DATA EXCERPTS:
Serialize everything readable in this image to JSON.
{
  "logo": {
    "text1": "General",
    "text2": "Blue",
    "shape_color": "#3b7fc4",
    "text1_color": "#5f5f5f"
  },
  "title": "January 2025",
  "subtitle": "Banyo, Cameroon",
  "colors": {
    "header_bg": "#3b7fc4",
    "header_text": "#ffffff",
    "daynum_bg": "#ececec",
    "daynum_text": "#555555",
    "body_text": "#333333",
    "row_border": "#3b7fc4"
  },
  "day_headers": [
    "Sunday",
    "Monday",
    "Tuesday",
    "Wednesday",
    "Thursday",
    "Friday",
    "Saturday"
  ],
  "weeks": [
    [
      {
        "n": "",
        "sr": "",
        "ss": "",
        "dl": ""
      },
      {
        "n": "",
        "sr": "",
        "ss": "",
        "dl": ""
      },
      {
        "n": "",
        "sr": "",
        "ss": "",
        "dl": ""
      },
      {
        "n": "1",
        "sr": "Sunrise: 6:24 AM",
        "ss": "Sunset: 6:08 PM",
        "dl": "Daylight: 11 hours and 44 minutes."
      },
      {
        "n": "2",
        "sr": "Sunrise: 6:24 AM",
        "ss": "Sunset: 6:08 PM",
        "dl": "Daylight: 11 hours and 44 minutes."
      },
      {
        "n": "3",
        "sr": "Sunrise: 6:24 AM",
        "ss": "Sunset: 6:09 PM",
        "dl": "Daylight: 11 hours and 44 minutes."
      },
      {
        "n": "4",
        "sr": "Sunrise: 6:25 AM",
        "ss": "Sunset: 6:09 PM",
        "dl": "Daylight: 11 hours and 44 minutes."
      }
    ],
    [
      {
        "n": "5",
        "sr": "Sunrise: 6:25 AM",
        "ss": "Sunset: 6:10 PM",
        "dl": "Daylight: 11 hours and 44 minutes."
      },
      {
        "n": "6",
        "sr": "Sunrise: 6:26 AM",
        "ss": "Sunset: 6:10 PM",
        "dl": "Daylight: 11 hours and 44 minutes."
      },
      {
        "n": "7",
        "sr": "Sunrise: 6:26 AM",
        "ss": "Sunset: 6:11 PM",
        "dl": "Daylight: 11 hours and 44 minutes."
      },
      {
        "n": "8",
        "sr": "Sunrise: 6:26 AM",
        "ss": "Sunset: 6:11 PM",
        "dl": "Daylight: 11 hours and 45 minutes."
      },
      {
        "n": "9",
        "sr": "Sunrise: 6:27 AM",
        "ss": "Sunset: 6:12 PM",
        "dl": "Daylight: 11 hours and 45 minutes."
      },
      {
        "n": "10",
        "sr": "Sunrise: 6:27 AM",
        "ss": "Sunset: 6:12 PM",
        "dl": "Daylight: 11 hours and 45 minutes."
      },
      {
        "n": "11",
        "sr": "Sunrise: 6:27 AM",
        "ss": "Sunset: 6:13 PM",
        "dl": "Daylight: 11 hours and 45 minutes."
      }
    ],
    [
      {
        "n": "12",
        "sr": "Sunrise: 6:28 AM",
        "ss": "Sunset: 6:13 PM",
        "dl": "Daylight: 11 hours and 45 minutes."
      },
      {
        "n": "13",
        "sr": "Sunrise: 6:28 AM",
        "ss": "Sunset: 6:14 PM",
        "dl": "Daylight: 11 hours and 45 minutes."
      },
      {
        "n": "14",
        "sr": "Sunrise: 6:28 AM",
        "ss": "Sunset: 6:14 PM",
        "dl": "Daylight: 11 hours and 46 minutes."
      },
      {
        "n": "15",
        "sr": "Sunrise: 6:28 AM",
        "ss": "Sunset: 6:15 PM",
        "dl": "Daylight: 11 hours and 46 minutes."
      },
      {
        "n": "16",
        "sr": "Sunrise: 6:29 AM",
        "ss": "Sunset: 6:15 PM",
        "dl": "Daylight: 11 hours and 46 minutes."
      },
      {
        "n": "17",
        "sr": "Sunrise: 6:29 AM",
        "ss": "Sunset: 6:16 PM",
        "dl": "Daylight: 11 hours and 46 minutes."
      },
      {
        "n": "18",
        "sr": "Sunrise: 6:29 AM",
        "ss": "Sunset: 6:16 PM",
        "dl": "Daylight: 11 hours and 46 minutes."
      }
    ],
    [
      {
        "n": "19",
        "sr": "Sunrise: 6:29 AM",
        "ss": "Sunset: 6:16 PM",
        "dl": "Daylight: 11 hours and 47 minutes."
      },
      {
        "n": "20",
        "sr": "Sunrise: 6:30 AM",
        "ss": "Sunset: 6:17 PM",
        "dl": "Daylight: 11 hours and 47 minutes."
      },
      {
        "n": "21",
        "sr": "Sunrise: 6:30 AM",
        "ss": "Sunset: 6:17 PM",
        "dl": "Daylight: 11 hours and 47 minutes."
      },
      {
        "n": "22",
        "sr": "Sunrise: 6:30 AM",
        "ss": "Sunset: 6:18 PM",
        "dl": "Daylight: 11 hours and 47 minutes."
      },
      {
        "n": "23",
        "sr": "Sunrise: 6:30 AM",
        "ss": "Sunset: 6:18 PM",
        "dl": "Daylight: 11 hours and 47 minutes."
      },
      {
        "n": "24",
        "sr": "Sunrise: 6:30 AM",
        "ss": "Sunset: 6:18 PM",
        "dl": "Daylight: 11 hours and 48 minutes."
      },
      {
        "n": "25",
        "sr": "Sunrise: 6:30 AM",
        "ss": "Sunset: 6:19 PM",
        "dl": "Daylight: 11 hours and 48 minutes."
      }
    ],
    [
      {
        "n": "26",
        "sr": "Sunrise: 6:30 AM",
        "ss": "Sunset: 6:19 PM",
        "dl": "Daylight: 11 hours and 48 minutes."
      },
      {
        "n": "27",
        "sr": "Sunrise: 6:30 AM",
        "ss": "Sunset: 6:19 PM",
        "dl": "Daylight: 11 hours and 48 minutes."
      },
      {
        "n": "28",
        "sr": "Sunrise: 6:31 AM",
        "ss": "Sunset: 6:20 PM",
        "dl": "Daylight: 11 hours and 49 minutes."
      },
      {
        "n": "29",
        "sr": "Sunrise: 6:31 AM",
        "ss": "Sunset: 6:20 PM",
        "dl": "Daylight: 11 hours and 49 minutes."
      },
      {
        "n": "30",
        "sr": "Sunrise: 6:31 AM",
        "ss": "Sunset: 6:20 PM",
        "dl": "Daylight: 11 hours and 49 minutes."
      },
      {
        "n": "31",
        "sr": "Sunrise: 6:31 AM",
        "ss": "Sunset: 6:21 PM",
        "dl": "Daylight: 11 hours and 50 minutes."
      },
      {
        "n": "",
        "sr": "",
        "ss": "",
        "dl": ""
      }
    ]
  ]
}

REQUIRED TASK: Everything in the listing above should be restated exactly.

WRITTEN ANSWER:
Serialize everything readable in this image to JSON.
{
  "logo": {
    "text1": "General",
    "text2": "Blue",
    "shape_color": "#3b7fc4",
    "text1_color": "#5f5f5f"
  },
  "title": "January 2025",
  "subtitle": "Banyo, Cameroon",
  "colors": {
    "header_bg": "#3b7fc4",
    "header_text": "#ffffff",
    "daynum_bg": "#ececec",
    "daynum_text": "#555555",
    "body_text": "#333333",
    "row_border": "#3b7fc4"
  },
  "day_headers": [
    "Sunday",
    "Monday",
    "Tuesday",
    "Wednesday",
    "Thursday",
    "Friday",
    "Saturday"
  ],
  "weeks": [
    [
      {
        "n": "",
        "sr": "",
        "ss": "",
        "dl": ""
      },
      {
        "n": "",
        "sr": "",
        "ss": "",
        "dl": ""
      },
      {
        "n": "",
        "sr": "",
        "ss": "",
        "dl": ""
      },
      {
        "n": "1",
        "sr": "Sunrise: 6:24 AM",
        "ss": "Sunset: 6:08 PM",
        "dl": "Daylight: 11 hours and 44 minutes."
      },
      {
        "n": "2",
        "sr": "Sunrise: 6:24 AM",
        "ss": "Sunset: 6:08 PM",
        "dl": "Daylight: 11 hours and 44 minutes."
      },
      {
        "n": "3",
        "sr": "Sunrise: 6:24 AM",
        "ss": "Sunset: 6:09 PM",
        "dl": "Daylight: 11 hours and 44 minutes."
      },
      {
        "n": "4",
        "sr": "Sunrise: 6:25 AM",
        "ss": "Sunset: 6:09 PM",
        "dl": "Daylight: 11 hours and 44 minutes."
      }
    ],
    [
      {
        "n": "5",
        "sr": "Sunrise: 6:25 AM",
        "ss": "Sunset: 6:10 PM",
        "dl": "Daylight: 11 hours and 44 minutes."
      },
      {
        "n": "6",
        "sr": "Sunrise: 6:26 AM",
        "ss": "Sunset: 6:10 PM",
        "dl": "Daylight: 11 hours and 44 minutes."
      },
      {
        "n": "7",
        "sr": "Sunrise: 6:26 AM",
        "ss": "Sunset: 6:11 PM",
        "dl": "Daylight: 11 hours and 44 minutes."
      },
      {
        "n": "8",
        "sr": "Sunrise: 6:26 AM",
        "ss": "Sunset: 6:11 PM",
        "dl": "Daylight: 11 hours and 45 minutes."
      },
      {
        "n": "9",
        "sr": "Sunrise: 6:27 AM",
        "ss": "Sunset: 6:12 PM",
        "dl": "Daylight: 11 hours and 45 minutes."
      },
      {
        "n": "10",
        "sr": "Sunrise: 6:27 AM",
        "ss": "Sunset: 6:12 PM",
        "dl": "Daylight: 11 hours and 45 minutes."
      },
      {
        "n": "11",
        "sr": "Sunrise: 6:27 AM",
        "ss": "Sunset: 6:13 PM",
        "dl": "Daylight: 11 hours and 45 minutes."
      }
    ],
    [
      {
        "n": "12",
        "sr": "Sunrise: 6:28 AM",
        "ss": "Sunset: 6:13 PM",
        "dl": "Daylight: 11 hours and 45 minutes."
      },
      {
        "n": "13",
        "sr": "Sunrise: 6:28 AM",
        "ss": "Sunset: 6:14 PM",
        "dl": "Daylight: 11 hours and 45 minutes."
      },
      {
        "n": "14",
        "sr": "Sunrise: 6:28 AM",
        "ss": "Sunset: 6:14 PM",
        "dl": "Daylight: 11 hours and 46 minutes."
      },
      {
        "n": "15",
        "sr": "Sunrise: 6:28 AM",
        "ss": "Sunset: 6:15 PM",
        "dl": "Daylight: 11 hours and 46 minutes."
      },
      {
        "n": "16",
        "sr": "Sunrise: 6:29 AM",
        "ss": "Sunset: 6:15 PM",
        "dl": "Daylight: 11 hours and 46 minutes."
      },
      {
        "n": "17",
        "sr": "Sunrise: 6:29 AM",
        "ss": "Sunset: 6:16 PM",
        "dl": "Daylight: 11 hours and 46 minutes."
      },
      {
        "n": "18",
        "sr": "Sunrise: 6:29 AM",
        "ss": "Sunset: 6:16 PM",
        "dl": "Daylight: 11 hours and 46 minutes."
      }
    ],
    [
      {
        "n": "19",
        "sr": "Sunrise: 6:29 AM",
        "ss": "Sunset: 6:16 PM",
        "dl": "Daylight: 11 hours and 47 minutes."
      },
      {
        "n": "20",
        "sr": "Sunrise: 6:30 AM",
        "ss": "Sunset: 6:17 PM",
        "dl": "Daylight: 11 hours and 47 minutes."
      },
      {
        "n": "21",
        "sr": "Sunrise: 6:30 AM",
        "ss": "Sunset: 6:17 PM",
        "dl": "Daylight: 11 hours and 47 minutes."
      },
      {
        "n": "22",
        "sr": "Sunrise: 6:30 AM",
        "ss": "Sunset: 6:18 PM",
        "dl": "Daylight: 11 hours and 47 minutes."
      },
      {
        "n": "23",
        "sr": "Sunrise: 6:30 AM",
        "ss": "Sunset: 6:18 PM",
        "dl": "Daylight: 11 hours and 47 minutes."
      },
      {
        "n": "24",
        "sr": "Sunrise: 6:30 AM",
        "ss": "Sunset: 6:18 PM",
        "dl": "Daylight: 11 hours and 48 minutes."
      },
      {
        "n": "25",
        "sr": "Sunrise: 6:30 AM",
        "ss": "Sunset: 6:19 PM",
        "dl": "Daylight: 11 hours and 48 minutes."
      }
    ],
    [
      {
        "n": "26",
        "sr": "Sunrise: 6:30 AM",
        "ss": "Sunset: 6:19 PM",
        "dl": "Daylight: 11 hours and 48 minutes."
      },
      {
        "n": "27",
        "sr": "Sunrise: 6:30 AM",
        "ss": "Sunset: 6:19 PM",
        "dl": "Daylight: 11 hours and 48 minutes."
      },
      {
        "n": "28",
        "sr": "Sunrise: 6:31 AM",
        "ss": "Sunset: 6:20 PM",
        "dl": "Daylight: 11 hours and 49 minutes."
      },
      {
        "n": "29",
        "sr": "Sunrise: 6:31 AM",
        "ss": "Sunset: 6:20 PM",
        "dl": "Daylight: 11 hours and 49 minutes."
      },
      {
        "n": "30",
        "sr": "Sunrise: 6:31 AM",
        "ss": "Sunset: 6:20 PM",
        "dl": "Daylight: 11 hours and 49 minutes."
      },
      {
        "n": "31",
        "sr": "Sunrise: 6:31 AM",
        "ss": "Sunset: 6:21 PM",
        "dl": "Daylight: 11 hours and 50 minutes."
      },
      {
        "n": "",
        "sr": "",
        "ss": "",
        "dl": ""
      }
    ]
  ]
}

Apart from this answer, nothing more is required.